Given task
Report only how many lines of the entries below contain the string "title".

Records for the exercise
*-*-*

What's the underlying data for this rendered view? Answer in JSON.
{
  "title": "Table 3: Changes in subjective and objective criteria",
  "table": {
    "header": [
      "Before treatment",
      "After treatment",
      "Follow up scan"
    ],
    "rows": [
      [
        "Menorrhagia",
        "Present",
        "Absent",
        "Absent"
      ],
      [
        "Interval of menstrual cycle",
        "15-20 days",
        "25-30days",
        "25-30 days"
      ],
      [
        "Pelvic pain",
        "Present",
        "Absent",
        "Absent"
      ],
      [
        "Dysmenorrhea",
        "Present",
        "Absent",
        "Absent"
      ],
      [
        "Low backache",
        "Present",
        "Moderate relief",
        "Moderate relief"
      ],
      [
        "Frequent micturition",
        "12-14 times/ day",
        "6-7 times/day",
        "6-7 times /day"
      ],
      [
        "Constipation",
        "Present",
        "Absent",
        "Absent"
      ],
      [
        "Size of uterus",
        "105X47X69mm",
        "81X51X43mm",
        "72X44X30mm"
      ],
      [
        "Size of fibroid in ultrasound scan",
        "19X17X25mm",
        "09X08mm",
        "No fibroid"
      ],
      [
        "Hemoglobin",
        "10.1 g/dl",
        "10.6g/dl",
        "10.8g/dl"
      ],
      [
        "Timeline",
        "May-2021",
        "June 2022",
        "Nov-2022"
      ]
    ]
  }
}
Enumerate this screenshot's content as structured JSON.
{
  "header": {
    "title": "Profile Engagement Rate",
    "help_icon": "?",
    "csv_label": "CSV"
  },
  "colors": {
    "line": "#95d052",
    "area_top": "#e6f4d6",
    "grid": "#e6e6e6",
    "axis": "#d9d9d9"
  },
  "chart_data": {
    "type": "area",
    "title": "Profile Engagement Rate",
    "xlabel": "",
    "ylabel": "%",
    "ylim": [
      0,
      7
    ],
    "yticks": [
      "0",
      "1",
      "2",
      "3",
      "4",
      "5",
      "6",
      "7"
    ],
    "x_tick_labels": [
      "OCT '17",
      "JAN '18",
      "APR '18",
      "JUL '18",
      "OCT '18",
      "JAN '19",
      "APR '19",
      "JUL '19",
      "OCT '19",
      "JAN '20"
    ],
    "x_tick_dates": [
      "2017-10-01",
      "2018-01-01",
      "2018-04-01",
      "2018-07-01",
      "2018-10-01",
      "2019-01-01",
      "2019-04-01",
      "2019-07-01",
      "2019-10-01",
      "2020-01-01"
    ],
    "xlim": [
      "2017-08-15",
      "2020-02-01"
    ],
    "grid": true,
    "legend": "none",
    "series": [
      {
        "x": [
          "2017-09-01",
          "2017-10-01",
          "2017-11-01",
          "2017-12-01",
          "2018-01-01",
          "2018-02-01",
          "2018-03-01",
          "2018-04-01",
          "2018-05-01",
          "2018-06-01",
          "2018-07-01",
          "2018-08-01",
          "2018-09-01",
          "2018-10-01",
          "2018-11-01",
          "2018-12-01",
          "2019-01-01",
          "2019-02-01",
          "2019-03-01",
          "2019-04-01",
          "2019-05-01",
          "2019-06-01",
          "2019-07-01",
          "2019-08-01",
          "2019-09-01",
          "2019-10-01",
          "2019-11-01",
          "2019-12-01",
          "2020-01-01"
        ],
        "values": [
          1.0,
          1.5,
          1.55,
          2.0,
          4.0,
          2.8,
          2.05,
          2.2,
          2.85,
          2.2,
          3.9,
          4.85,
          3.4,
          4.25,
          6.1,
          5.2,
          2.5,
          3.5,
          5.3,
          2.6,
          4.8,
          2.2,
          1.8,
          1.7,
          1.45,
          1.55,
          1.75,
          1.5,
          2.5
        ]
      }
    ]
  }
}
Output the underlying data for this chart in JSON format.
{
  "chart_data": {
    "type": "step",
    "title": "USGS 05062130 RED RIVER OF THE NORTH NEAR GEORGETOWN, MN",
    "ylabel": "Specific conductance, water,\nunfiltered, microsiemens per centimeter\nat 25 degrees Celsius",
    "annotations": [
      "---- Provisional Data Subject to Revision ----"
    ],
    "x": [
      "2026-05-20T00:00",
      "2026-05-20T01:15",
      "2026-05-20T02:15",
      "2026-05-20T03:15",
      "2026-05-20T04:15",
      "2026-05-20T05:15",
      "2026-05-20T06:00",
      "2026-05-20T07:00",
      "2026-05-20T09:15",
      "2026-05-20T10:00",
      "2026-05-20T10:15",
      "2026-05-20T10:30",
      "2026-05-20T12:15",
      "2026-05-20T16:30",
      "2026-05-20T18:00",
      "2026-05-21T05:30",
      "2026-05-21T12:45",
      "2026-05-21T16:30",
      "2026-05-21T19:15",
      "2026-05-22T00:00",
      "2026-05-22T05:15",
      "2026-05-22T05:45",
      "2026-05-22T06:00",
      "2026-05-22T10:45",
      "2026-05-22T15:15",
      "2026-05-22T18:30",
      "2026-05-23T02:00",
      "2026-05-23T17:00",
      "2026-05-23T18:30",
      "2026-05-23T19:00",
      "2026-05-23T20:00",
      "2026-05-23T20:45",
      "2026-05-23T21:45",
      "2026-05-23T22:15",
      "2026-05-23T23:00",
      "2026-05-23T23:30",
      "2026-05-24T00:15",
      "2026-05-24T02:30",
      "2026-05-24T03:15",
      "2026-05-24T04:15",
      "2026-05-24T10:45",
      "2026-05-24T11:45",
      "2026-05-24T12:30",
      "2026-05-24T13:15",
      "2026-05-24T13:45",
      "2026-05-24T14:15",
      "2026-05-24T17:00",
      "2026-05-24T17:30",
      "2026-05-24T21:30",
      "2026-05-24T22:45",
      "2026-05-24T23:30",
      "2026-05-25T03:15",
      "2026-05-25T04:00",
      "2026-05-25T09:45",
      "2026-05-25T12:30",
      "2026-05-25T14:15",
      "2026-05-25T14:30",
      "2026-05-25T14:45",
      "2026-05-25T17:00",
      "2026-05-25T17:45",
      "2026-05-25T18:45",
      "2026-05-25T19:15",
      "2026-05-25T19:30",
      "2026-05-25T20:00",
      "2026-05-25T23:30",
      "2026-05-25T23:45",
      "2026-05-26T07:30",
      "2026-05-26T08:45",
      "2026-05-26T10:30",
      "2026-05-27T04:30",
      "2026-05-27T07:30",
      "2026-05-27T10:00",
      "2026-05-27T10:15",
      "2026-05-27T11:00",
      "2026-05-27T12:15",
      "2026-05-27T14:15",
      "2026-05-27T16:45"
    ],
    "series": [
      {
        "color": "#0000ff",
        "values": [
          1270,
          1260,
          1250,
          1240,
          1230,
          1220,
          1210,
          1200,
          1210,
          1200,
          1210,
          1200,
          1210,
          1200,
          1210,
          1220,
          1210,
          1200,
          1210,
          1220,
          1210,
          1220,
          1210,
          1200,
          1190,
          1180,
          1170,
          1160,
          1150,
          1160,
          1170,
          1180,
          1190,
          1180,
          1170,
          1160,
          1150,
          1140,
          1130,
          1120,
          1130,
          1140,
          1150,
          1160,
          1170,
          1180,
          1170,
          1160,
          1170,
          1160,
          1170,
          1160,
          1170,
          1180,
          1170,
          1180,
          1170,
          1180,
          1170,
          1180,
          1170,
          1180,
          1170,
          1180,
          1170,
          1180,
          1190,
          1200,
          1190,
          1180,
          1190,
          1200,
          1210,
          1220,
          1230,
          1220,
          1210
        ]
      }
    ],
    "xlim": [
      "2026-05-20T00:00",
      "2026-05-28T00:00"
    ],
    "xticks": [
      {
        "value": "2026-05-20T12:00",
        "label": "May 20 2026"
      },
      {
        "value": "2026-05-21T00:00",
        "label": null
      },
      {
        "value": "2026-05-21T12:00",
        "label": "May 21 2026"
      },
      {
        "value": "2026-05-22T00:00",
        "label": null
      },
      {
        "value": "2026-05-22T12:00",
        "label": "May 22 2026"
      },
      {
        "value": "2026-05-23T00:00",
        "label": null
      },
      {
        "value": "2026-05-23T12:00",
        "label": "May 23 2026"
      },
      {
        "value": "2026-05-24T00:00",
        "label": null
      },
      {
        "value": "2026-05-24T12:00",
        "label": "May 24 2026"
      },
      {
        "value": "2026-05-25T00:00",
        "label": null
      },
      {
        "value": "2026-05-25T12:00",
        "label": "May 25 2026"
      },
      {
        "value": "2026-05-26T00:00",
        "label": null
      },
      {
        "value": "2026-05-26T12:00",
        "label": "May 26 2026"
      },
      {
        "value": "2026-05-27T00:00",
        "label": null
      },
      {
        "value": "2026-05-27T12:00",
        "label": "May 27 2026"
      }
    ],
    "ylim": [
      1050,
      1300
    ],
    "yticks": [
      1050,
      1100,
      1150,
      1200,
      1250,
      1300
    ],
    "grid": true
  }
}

*-*-*

Answer for the task
4